» WORK REQUIRED: Transcribe all of the records word for word, but omit the pictures.
————
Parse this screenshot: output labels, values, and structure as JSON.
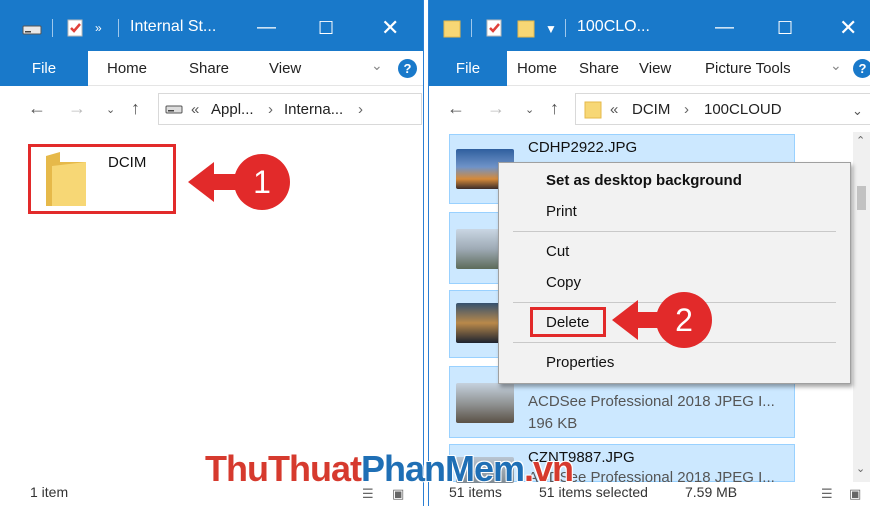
{
  "left": {
    "title": "Internal St...",
    "tabs": {
      "file": "File",
      "home": "Home",
      "share": "Share",
      "view": "View"
    },
    "help": "?",
    "address": {
      "crumb1": "Appl...",
      "crumb2": "Interna..."
    },
    "folder": "DCIM",
    "status": "1 item",
    "step": "1"
  },
  "right": {
    "title": "100CLO...",
    "tabs": {
      "file": "File",
      "home": "Home",
      "share": "Share",
      "view": "View",
      "picture_tools": "Picture Tools"
    },
    "help": "?",
    "address": {
      "crumb1": "DCIM",
      "crumb2": "100CLOUD"
    },
    "files": [
      {
        "name": "CDHP2922.JPG"
      },
      {
        "name": "",
        "type": "ACDSee Professional 2018 JPEG I...",
        "size": "196 KB"
      },
      {
        "name": "CZNT9887.JPG",
        "type": "ACDSee Professional 2018 JPEG I..."
      }
    ],
    "status": {
      "count": "51 items",
      "selected": "51 items selected",
      "size": "7.59 MB"
    },
    "step": "2"
  },
  "context_menu": {
    "set_bg": "Set as desktop background",
    "print": "Print",
    "cut": "Cut",
    "copy": "Copy",
    "delete": "Delete",
    "properties": "Properties"
  },
  "watermark": {
    "part1": "ThuThuat",
    "part2": "PhanMem",
    "part3": ".vn"
  },
  "colors": {
    "accent": "#1979ca",
    "highlight": "#e22a2a",
    "selection": "#cce8ff"
  }
}
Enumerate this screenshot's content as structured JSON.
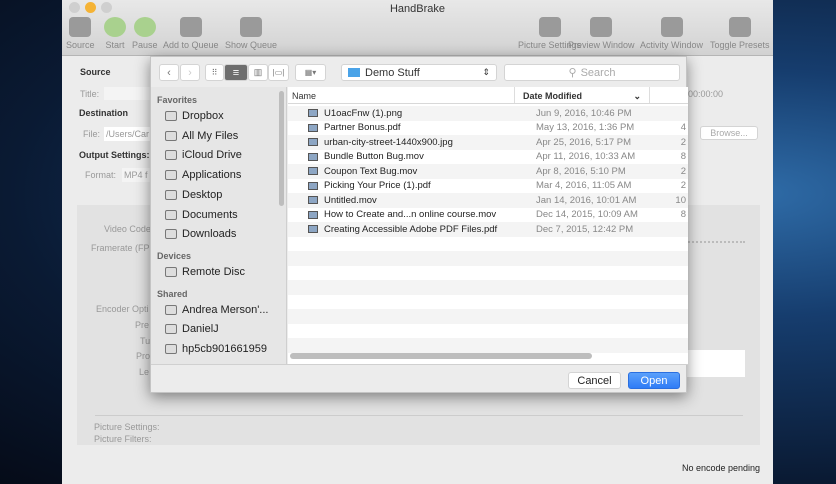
{
  "app": {
    "title": "HandBrake",
    "toolbar": [
      {
        "label": "Source",
        "icon": "clapperboard-icon"
      },
      {
        "label": "Start",
        "icon": "play-icon"
      },
      {
        "label": "Pause",
        "icon": "pause-icon"
      },
      {
        "label": "Add to Queue",
        "icon": "add-queue-icon"
      },
      {
        "label": "Show Queue",
        "icon": "queue-icon"
      },
      {
        "label": "Picture Settings",
        "icon": "tv-icon"
      },
      {
        "label": "Preview Window",
        "icon": "eye-icon"
      },
      {
        "label": "Activity Window",
        "icon": "terminal-icon"
      },
      {
        "label": "Toggle Presets",
        "icon": "sidebar-icon"
      }
    ],
    "source_label": "Source",
    "title_label": "Title:",
    "destination_label": "Destination",
    "file_label": "File:",
    "file_value": "/Users/Car",
    "output_label": "Output Settings:",
    "format_label": "Format:",
    "format_value": "MP4 f",
    "duration": "00:00:00",
    "browse_label": "Browse...",
    "video_codec_label": "Video Code",
    "framerate_label": "Framerate (FP:",
    "encoder_label": "Encoder Opti",
    "preset_label": "Pre",
    "tune_label": "Tu",
    "profile_label": "Pro",
    "level_label": "Le",
    "picture_settings_label": "Picture Settings:",
    "picture_filters_label": "Picture Filters:",
    "status": "No encode pending"
  },
  "dialog": {
    "location": "Demo Stuff",
    "search_placeholder": "Search",
    "sidebar": {
      "favorites_header": "Favorites",
      "favorites": [
        "Dropbox",
        "All My Files",
        "iCloud Drive",
        "Applications",
        "Desktop",
        "Documents",
        "Downloads"
      ],
      "devices_header": "Devices",
      "devices": [
        "Remote Disc"
      ],
      "shared_header": "Shared",
      "shared": [
        "Andrea  Merson'...",
        "DanielJ",
        "hp5cb901661959"
      ]
    },
    "columns": {
      "name": "Name",
      "date": "Date Modified"
    },
    "files": [
      {
        "name": "U1oacFnw (1).png",
        "date": "Jun 9, 2016, 10:46 PM",
        "size": ""
      },
      {
        "name": "Partner Bonus.pdf",
        "date": "May 13, 2016, 1:36 PM",
        "size": "4"
      },
      {
        "name": "urban-city-street-1440x900.jpg",
        "date": "Apr 25, 2016, 5:17 PM",
        "size": "2"
      },
      {
        "name": "Bundle Button Bug.mov",
        "date": "Apr 11, 2016, 10:33 AM",
        "size": "8"
      },
      {
        "name": "Coupon Text Bug.mov",
        "date": "Apr 8, 2016, 5:10 PM",
        "size": "2"
      },
      {
        "name": "Picking Your Price (1).pdf",
        "date": "Mar 4, 2016, 11:05 AM",
        "size": "2"
      },
      {
        "name": "Untitled.mov",
        "date": "Jan 14, 2016, 10:01 AM",
        "size": "10"
      },
      {
        "name": "How to Create and...n online course.mov",
        "date": "Dec 14, 2015, 10:09 AM",
        "size": "8"
      },
      {
        "name": "Creating Accessible Adobe PDF Files.pdf",
        "date": "Dec 7, 2015, 12:42 PM",
        "size": ""
      }
    ],
    "cancel_label": "Cancel",
    "open_label": "Open",
    "accent": "#2f7cf6"
  }
}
————
» SOLUTION FOR THIS PROBLEM:
Parse this screenshot: output labels, values, and structure as JSON.
{
  "left": {
    "title": "Internal St...",
    "tabs": {
      "file": "File",
      "home": "Home",
      "share": "Share",
      "view": "View"
    },
    "help": "?",
    "address": {
      "crumb1": "Appl...",
      "crumb2": "Interna..."
    },
    "folder": "DCIM",
    "status": "1 item",
    "step": "1"
  },
  "right": {
    "title": "100CLO...",
    "tabs": {
      "file": "File",
      "home": "Home",
      "share": "Share",
      "view": "View",
      "picture_tools": "Picture Tools"
    },
    "help": "?",
    "address": {
      "crumb1": "DCIM",
      "crumb2": "100CLOUD"
    },
    "files": [
      {
        "name": "CDHP2922.JPG"
      },
      {
        "name": "",
        "type": "ACDSee Professional 2018 JPEG I...",
        "size": "196 KB"
      },
      {
        "name": "CZNT9887.JPG",
        "type": "ACDSee Professional 2018 JPEG I..."
      }
    ],
    "status": {
      "count": "51 items",
      "selected": "51 items selected",
      "size": "7.59 MB"
    },
    "step": "2"
  },
  "context_menu": {
    "set_bg": "Set as desktop background",
    "print": "Print",
    "cut": "Cut",
    "copy": "Copy",
    "delete": "Delete",
    "properties": "Properties"
  },
  "watermark": {
    "part1": "ThuThuat",
    "part2": "PhanMem",
    "part3": ".vn"
  },
  "colors": {
    "accent": "#1979ca",
    "highlight": "#e22a2a",
    "selection": "#cce8ff"
  }
}
Enumerate this screenshot's content as structured JSON.
{
  "app": {
    "title": "HandBrake",
    "toolbar": [
      {
        "label": "Source",
        "icon": "clapperboard-icon"
      },
      {
        "label": "Start",
        "icon": "play-icon"
      },
      {
        "label": "Pause",
        "icon": "pause-icon"
      },
      {
        "label": "Add to Queue",
        "icon": "add-queue-icon"
      },
      {
        "label": "Show Queue",
        "icon": "queue-icon"
      },
      {
        "label": "Picture Settings",
        "icon": "tv-icon"
      },
      {
        "label": "Preview Window",
        "icon": "eye-icon"
      },
      {
        "label": "Activity Window",
        "icon": "terminal-icon"
      },
      {
        "label": "Toggle Presets",
        "icon": "sidebar-icon"
      }
    ],
    "source_label": "Source",
    "title_label": "Title:",
    "destination_label": "Destination",
    "file_label": "File:",
    "file_value": "/Users/Car",
    "output_label": "Output Settings:",
    "format_label": "Format:",
    "format_value": "MP4 f",
    "duration": "00:00:00",
    "browse_label": "Browse...",
    "video_codec_label": "Video Code",
    "framerate_label": "Framerate (FP:",
    "encoder_label": "Encoder Opti",
    "preset_label": "Pre",
    "tune_label": "Tu",
    "profile_label": "Pro",
    "level_label": "Le",
    "picture_settings_label": "Picture Settings:",
    "picture_filters_label": "Picture Filters:",
    "status": "No encode pending"
  },
  "dialog": {
    "location": "Demo Stuff",
    "search_placeholder": "Search",
    "sidebar": {
      "favorites_header": "Favorites",
      "favorites": [
        "Dropbox",
        "All My Files",
        "iCloud Drive",
        "Applications",
        "Desktop",
        "Documents",
        "Downloads"
      ],
      "devices_header": "Devices",
      "devices": [
        "Remote Disc"
      ],
      "shared_header": "Shared",
      "shared": [
        "Andrea  Merson'...",
        "DanielJ",
        "hp5cb901661959"
      ]
    },
    "columns": {
      "name": "Name",
      "date": "Date Modified"
    },
    "files": [
      {
        "name": "U1oacFnw (1).png",
        "date": "Jun 9, 2016, 10:46 PM",
        "size": ""
      },
      {
        "name": "Partner Bonus.pdf",
        "date": "May 13, 2016, 1:36 PM",
        "size": "4"
      },
      {
        "name": "urban-city-street-1440x900.jpg",
        "date": "Apr 25, 2016, 5:17 PM",
        "size": "2"
      },
      {
        "name": "Bundle Button Bug.mov",
        "date": "Apr 11, 2016, 10:33 AM",
        "size": "8"
      },
      {
        "name": "Coupon Text Bug.mov",
        "date": "Apr 8, 2016, 5:10 PM",
        "size": "2"
      },
      {
        "name": "Picking Your Price (1).pdf",
        "date": "Mar 4, 2016, 11:05 AM",
        "size": "2"
      },
      {
        "name": "Untitled.mov",
        "date": "Jan 14, 2016, 10:01 AM",
        "size": "10"
      },
      {
        "name": "How to Create and...n online course.mov",
        "date": "Dec 14, 2015, 10:09 AM",
        "size": "8"
      },
      {
        "name": "Creating Accessible Adobe PDF Files.pdf",
        "date": "Dec 7, 2015, 12:42 PM",
        "size": ""
      }
    ],
    "cancel_label": "Cancel",
    "open_label": "Open",
    "accent": "#2f7cf6"
  }
}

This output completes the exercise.